─── Input

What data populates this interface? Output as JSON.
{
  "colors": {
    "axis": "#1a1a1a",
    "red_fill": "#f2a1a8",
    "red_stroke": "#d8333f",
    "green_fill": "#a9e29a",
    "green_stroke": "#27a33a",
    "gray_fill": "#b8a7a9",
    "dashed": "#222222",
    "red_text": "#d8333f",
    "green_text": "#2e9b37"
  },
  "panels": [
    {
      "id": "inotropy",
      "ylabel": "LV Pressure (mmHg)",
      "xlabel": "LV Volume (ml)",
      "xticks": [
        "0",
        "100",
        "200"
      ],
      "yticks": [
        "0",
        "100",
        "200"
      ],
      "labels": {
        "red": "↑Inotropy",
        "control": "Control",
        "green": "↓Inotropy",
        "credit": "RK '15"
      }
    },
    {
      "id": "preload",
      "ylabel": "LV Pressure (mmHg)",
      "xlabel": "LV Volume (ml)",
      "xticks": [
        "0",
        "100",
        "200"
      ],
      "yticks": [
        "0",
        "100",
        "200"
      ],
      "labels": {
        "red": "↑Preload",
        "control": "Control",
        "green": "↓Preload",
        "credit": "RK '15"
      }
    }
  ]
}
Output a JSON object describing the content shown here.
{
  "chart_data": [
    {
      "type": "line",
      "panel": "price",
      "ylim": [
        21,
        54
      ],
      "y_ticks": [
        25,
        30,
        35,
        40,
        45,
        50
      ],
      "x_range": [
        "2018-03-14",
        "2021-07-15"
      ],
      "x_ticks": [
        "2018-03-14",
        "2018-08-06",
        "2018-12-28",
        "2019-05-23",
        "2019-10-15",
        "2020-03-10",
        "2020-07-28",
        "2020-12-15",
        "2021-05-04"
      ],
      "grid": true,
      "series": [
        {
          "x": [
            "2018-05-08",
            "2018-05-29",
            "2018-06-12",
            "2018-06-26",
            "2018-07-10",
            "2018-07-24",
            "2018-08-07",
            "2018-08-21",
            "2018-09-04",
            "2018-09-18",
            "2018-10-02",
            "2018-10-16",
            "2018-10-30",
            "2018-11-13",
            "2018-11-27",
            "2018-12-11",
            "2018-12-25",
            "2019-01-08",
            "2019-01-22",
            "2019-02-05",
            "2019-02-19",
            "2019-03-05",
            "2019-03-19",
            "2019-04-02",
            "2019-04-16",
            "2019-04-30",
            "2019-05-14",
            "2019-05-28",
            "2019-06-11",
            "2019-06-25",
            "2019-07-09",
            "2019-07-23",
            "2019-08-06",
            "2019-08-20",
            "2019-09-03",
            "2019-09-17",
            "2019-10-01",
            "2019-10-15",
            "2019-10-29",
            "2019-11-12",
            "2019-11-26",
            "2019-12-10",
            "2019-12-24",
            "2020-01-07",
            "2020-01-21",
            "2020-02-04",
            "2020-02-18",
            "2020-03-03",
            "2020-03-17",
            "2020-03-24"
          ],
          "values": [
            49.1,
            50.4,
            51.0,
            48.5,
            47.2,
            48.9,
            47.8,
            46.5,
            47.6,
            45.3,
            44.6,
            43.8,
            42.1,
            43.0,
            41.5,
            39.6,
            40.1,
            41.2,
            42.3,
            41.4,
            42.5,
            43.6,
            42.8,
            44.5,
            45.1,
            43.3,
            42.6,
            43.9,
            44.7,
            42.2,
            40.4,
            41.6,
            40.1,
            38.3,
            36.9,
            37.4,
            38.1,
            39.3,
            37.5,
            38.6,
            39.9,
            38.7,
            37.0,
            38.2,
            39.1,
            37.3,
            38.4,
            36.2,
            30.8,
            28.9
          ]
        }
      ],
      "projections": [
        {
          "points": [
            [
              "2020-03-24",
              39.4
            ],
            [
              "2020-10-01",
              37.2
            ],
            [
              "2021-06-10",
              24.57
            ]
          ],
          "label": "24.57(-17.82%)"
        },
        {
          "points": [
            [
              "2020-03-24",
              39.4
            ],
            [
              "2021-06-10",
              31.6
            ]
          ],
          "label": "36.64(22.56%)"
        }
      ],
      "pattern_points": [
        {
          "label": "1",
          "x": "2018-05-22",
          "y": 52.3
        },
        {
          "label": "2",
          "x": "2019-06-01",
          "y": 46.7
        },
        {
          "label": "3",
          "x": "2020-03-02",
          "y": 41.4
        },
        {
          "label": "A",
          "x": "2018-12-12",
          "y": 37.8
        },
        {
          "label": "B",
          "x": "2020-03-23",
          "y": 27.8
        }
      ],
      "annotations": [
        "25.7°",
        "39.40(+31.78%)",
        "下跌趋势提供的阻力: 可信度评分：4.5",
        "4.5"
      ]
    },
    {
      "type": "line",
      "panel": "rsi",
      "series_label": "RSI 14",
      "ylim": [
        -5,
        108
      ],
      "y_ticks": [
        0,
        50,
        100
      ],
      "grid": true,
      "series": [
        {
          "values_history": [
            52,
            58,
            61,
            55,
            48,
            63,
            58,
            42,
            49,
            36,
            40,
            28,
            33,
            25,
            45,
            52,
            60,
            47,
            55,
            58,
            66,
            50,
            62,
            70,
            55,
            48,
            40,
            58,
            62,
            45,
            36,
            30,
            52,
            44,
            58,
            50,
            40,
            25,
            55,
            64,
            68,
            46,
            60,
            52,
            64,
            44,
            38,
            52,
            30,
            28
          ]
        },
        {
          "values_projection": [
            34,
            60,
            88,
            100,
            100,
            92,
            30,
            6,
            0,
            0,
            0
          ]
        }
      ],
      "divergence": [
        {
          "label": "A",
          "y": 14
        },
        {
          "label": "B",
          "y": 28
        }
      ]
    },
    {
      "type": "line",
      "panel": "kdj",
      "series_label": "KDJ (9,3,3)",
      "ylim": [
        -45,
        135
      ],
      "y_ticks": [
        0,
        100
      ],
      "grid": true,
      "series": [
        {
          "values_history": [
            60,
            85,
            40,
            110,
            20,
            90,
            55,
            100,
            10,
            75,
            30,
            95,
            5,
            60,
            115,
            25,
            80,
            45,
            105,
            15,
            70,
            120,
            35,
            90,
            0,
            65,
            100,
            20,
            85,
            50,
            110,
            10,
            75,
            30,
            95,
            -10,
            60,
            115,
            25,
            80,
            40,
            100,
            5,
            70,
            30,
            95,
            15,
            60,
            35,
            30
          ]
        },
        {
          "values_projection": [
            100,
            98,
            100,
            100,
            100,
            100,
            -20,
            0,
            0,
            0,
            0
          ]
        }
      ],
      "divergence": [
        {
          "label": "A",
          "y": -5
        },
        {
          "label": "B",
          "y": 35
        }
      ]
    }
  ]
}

──────

Objective
Please quote every record above exactly as it appears.

Result of the task
What data populates this interface? Output as JSON.
{
  "colors": {
    "axis": "#1a1a1a",
    "red_fill": "#f2a1a8",
    "red_stroke": "#d8333f",
    "green_fill": "#a9e29a",
    "green_stroke": "#27a33a",
    "gray_fill": "#b8a7a9",
    "dashed": "#222222",
    "red_text": "#d8333f",
    "green_text": "#2e9b37"
  },
  "panels": [
    {
      "id": "inotropy",
      "ylabel": "LV Pressure (mmHg)",
      "xlabel": "LV Volume (ml)",
      "xticks": [
        "0",
        "100",
        "200"
      ],
      "yticks": [
        "0",
        "100",
        "200"
      ],
      "labels": {
        "red": "↑Inotropy",
        "control": "Control",
        "green": "↓Inotropy",
        "credit": "RK '15"
      }
    },
    {
      "id": "preload",
      "ylabel": "LV Pressure (mmHg)",
      "xlabel": "LV Volume (ml)",
      "xticks": [
        "0",
        "100",
        "200"
      ],
      "yticks": [
        "0",
        "100",
        "200"
      ],
      "labels": {
        "red": "↑Preload",
        "control": "Control",
        "green": "↓Preload",
        "credit": "RK '15"
      }
    }
  ]
}
Output a JSON object describing the content shown here.
{
  "chart_data": [
    {
      "type": "line",
      "panel": "price",
      "ylim": [
        21,
        54
      ],
      "y_ticks": [
        25,
        30,
        35,
        40,
        45,
        50
      ],
      "x_range": [
        "2018-03-14",
        "2021-07-15"
      ],
      "x_ticks": [
        "2018-03-14",
        "2018-08-06",
        "2018-12-28",
        "2019-05-23",
        "2019-10-15",
        "2020-03-10",
        "2020-07-28",
        "2020-12-15",
        "2021-05-04"
      ],
      "grid": true,
      "series": [
        {
          "x": [
            "2018-05-08",
            "2018-05-29",
            "2018-06-12",
            "2018-06-26",
            "2018-07-10",
            "2018-07-24",
            "2018-08-07",
            "2018-08-21",
            "2018-09-04",
            "2018-09-18",
            "2018-10-02",
            "2018-10-16",
            "2018-10-30",
            "2018-11-13",
            "2018-11-27",
            "2018-12-11",
            "2018-12-25",
            "2019-01-08",
            "2019-01-22",
            "2019-02-05",
            "2019-02-19",
            "2019-03-05",
            "2019-03-19",
            "2019-04-02",
            "2019-04-16",
            "2019-04-30",
            "2019-05-14",
            "2019-05-28",
            "2019-06-11",
            "2019-06-25",
            "2019-07-09",
            "2019-07-23",
            "2019-08-06",
            "2019-08-20",
            "2019-09-03",
            "2019-09-17",
            "2019-10-01",
            "2019-10-15",
            "2019-10-29",
            "2019-11-12",
            "2019-11-26",
            "2019-12-10",
            "2019-12-24",
            "2020-01-07",
            "2020-01-21",
            "2020-02-04",
            "2020-02-18",
            "2020-03-03",
            "2020-03-17",
            "2020-03-24"
          ],
          "values": [
            49.1,
            50.4,
            51.0,
            48.5,
            47.2,
            48.9,
            47.8,
            46.5,
            47.6,
            45.3,
            44.6,
            43.8,
            42.1,
            43.0,
            41.5,
            39.6,
            40.1,
            41.2,
            42.3,
            41.4,
            42.5,
            43.6,
            42.8,
            44.5,
            45.1,
            43.3,
            42.6,
            43.9,
            44.7,
            42.2,
            40.4,
            41.6,
            40.1,
            38.3,
            36.9,
            37.4,
            38.1,
            39.3,
            37.5,
            38.6,
            39.9,
            38.7,
            37.0,
            38.2,
            39.1,
            37.3,
            38.4,
            36.2,
            30.8,
            28.9
          ]
        }
      ],
      "projections": [
        {
          "points": [
            [
              "2020-03-24",
              39.4
            ],
            [
              "2020-10-01",
              37.2
            ],
            [
              "2021-06-10",
              24.57
            ]
          ],
          "label": "24.57(-17.82%)"
        },
        {
          "points": [
            [
              "2020-03-24",
              39.4
            ],
            [
              "2021-06-10",
              31.6
            ]
          ],
          "label": "36.64(22.56%)"
        }
      ],
      "pattern_points": [
        {
          "label": "1",
          "x": "2018-05-22",
          "y": 52.3
        },
        {
          "label": "2",
          "x": "2019-06-01",
          "y": 46.7
        },
        {
          "label": "3",
          "x": "2020-03-02",
          "y": 41.4
        },
        {
          "label": "A",
          "x": "2018-12-12",
          "y": 37.8
        },
        {
          "label": "B",
          "x": "2020-03-23",
          "y": 27.8
        }
      ],
      "annotations": [
        "25.7°",
        "39.40(+31.78%)",
        "下跌趋势提供的阻力: 可信度评分：4.5",
        "4.5"
      ]
    },
    {
      "type": "line",
      "panel": "rsi",
      "series_label": "RSI 14",
      "ylim": [
        -5,
        108
      ],
      "y_ticks": [
        0,
        50,
        100
      ],
      "grid": true,
      "series": [
        {
          "values_history": [
            52,
            58,
            61,
            55,
            48,
            63,
            58,
            42,
            49,
            36,
            40,
            28,
            33,
            25,
            45,
            52,
            60,
            47,
            55,
            58,
            66,
            50,
            62,
            70,
            55,
            48,
            40,
            58,
            62,
            45,
            36,
            30,
            52,
            44,
            58,
            50,
            40,
            25,
            55,
            64,
            68,
            46,
            60,
            52,
            64,
            44,
            38,
            52,
            30,
            28
          ]
        },
        {
          "values_projection": [
            34,
            60,
            88,
            100,
            100,
            92,
            30,
            6,
            0,
            0,
            0
          ]
        }
      ],
      "divergence": [
        {
          "label": "A",
          "y": 14
        },
        {
          "label": "B",
          "y": 28
        }
      ]
    },
    {
      "type": "line",
      "panel": "kdj",
      "series_label": "KDJ (9,3,3)",
      "ylim": [
        -45,
        135
      ],
      "y_ticks": [
        0,
        100
      ],
      "grid": true,
      "series": [
        {
          "values_history": [
            60,
            85,
            40,
            110,
            20,
            90,
            55,
            100,
            10,
            75,
            30,
            95,
            5,
            60,
            115,
            25,
            80,
            45,
            105,
            15,
            70,
            120,
            35,
            90,
            0,
            65,
            100,
            20,
            85,
            50,
            110,
            10,
            75,
            30,
            95,
            -10,
            60,
            115,
            25,
            80,
            40,
            100,
            5,
            70,
            30,
            95,
            15,
            60,
            35,
            30
          ]
        },
        {
          "values_projection": [
            100,
            98,
            100,
            100,
            100,
            100,
            -20,
            0,
            0,
            0,
            0
          ]
        }
      ],
      "divergence": [
        {
          "label": "A",
          "y": -5
        },
        {
          "label": "B",
          "y": 35
        }
      ]
    }
  ]
}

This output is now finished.